• _GOAL_: Every entry must be duplicated precisely as written.

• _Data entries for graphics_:

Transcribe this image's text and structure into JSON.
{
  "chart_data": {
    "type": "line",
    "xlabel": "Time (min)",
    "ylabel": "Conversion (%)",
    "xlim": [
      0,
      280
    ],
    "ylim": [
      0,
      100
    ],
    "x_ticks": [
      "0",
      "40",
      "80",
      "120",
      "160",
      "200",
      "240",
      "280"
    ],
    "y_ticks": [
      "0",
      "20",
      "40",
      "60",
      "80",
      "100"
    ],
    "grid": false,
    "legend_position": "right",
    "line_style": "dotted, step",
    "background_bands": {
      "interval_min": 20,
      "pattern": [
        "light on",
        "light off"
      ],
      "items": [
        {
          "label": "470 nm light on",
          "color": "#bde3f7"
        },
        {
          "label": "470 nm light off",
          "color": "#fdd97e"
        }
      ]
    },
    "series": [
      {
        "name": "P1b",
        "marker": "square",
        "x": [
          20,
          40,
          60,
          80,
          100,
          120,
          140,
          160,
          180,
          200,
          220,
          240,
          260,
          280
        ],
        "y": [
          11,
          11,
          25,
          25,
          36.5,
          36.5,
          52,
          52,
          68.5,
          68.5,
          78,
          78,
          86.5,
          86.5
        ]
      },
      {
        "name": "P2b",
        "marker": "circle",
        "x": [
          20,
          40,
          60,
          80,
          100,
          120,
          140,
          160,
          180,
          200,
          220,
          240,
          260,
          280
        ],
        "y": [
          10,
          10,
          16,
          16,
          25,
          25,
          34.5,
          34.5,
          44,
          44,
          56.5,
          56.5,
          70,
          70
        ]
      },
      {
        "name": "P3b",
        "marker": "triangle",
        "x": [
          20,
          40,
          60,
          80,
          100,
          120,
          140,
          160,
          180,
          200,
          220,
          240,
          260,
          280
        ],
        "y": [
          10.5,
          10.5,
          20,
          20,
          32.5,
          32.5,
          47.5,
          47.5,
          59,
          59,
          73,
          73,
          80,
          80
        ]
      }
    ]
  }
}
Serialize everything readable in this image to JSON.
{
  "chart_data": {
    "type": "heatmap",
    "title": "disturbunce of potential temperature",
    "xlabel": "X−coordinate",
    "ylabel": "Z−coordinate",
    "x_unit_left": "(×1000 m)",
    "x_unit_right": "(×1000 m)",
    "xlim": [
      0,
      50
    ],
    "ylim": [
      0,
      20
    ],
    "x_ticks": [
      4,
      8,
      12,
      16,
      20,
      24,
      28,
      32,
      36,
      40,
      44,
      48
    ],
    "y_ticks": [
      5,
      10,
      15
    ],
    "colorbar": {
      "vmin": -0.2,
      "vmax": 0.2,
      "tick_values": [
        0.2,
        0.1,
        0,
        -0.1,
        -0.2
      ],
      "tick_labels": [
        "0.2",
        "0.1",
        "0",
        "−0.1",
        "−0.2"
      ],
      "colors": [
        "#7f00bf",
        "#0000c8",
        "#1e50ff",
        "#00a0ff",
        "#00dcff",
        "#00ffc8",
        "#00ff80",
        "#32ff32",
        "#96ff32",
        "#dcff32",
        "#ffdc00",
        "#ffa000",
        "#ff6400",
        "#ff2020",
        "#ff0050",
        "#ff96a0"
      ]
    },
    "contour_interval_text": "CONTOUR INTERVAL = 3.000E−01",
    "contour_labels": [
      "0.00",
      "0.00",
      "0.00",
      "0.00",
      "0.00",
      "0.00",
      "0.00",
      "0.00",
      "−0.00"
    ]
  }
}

• _ANSWER TO THE TASK_:
Transcribe this image's text and structure into JSON.
{
  "chart_data": {
    "type": "line",
    "xlabel": "Time (min)",
    "ylabel": "Conversion (%)",
    "xlim": [
      0,
      280
    ],
    "ylim": [
      0,
      100
    ],
    "x_ticks": [
      "0",
      "40",
      "80",
      "120",
      "160",
      "200",
      "240",
      "280"
    ],
    "y_ticks": [
      "0",
      "20",
      "40",
      "60",
      "80",
      "100"
    ],
    "grid": false,
    "legend_position": "right",
    "line_style": "dotted, step",
    "background_bands": {
      "interval_min": 20,
      "pattern": [
        "light on",
        "light off"
      ],
      "items": [
        {
          "label": "470 nm light on",
          "color": "#bde3f7"
        },
        {
          "label": "470 nm light off",
          "color": "#fdd97e"
        }
      ]
    },
    "series": [
      {
        "name": "P1b",
        "marker": "square",
        "x": [
          20,
          40,
          60,
          80,
          100,
          120,
          140,
          160,
          180,
          200,
          220,
          240,
          260,
          280
        ],
        "y": [
          11,
          11,
          25,
          25,
          36.5,
          36.5,
          52,
          52,
          68.5,
          68.5,
          78,
          78,
          86.5,
          86.5
        ]
      },
      {
        "name": "P2b",
        "marker": "circle",
        "x": [
          20,
          40,
          60,
          80,
          100,
          120,
          140,
          160,
          180,
          200,
          220,
          240,
          260,
          280
        ],
        "y": [
          10,
          10,
          16,
          16,
          25,
          25,
          34.5,
          34.5,
          44,
          44,
          56.5,
          56.5,
          70,
          70
        ]
      },
      {
        "name": "P3b",
        "marker": "triangle",
        "x": [
          20,
          40,
          60,
          80,
          100,
          120,
          140,
          160,
          180,
          200,
          220,
          240,
          260,
          280
        ],
        "y": [
          10.5,
          10.5,
          20,
          20,
          32.5,
          32.5,
          47.5,
          47.5,
          59,
          59,
          73,
          73,
          80,
          80
        ]
      }
    ]
  }
}
Serialize everything readable in this image to JSON.
{
  "chart_data": {
    "type": "heatmap",
    "title": "disturbunce of potential temperature",
    "xlabel": "X−coordinate",
    "ylabel": "Z−coordinate",
    "x_unit_left": "(×1000 m)",
    "x_unit_right": "(×1000 m)",
    "xlim": [
      0,
      50
    ],
    "ylim": [
      0,
      20
    ],
    "x_ticks": [
      4,
      8,
      12,
      16,
      20,
      24,
      28,
      32,
      36,
      40,
      44,
      48
    ],
    "y_ticks": [
      5,
      10,
      15
    ],
    "colorbar": {
      "vmin": -0.2,
      "vmax": 0.2,
      "tick_values": [
        0.2,
        0.1,
        0,
        -0.1,
        -0.2
      ],
      "tick_labels": [
        "0.2",
        "0.1",
        "0",
        "−0.1",
        "−0.2"
      ],
      "colors": [
        "#7f00bf",
        "#0000c8",
        "#1e50ff",
        "#00a0ff",
        "#00dcff",
        "#00ffc8",
        "#00ff80",
        "#32ff32",
        "#96ff32",
        "#dcff32",
        "#ffdc00",
        "#ffa000",
        "#ff6400",
        "#ff2020",
        "#ff0050",
        "#ff96a0"
      ]
    },
    "contour_interval_text": "CONTOUR INTERVAL = 3.000E−01",
    "contour_labels": [
      "0.00",
      "0.00",
      "0.00",
      "0.00",
      "0.00",
      "0.00",
      "0.00",
      "0.00",
      "−0.00"
    ]
  }
}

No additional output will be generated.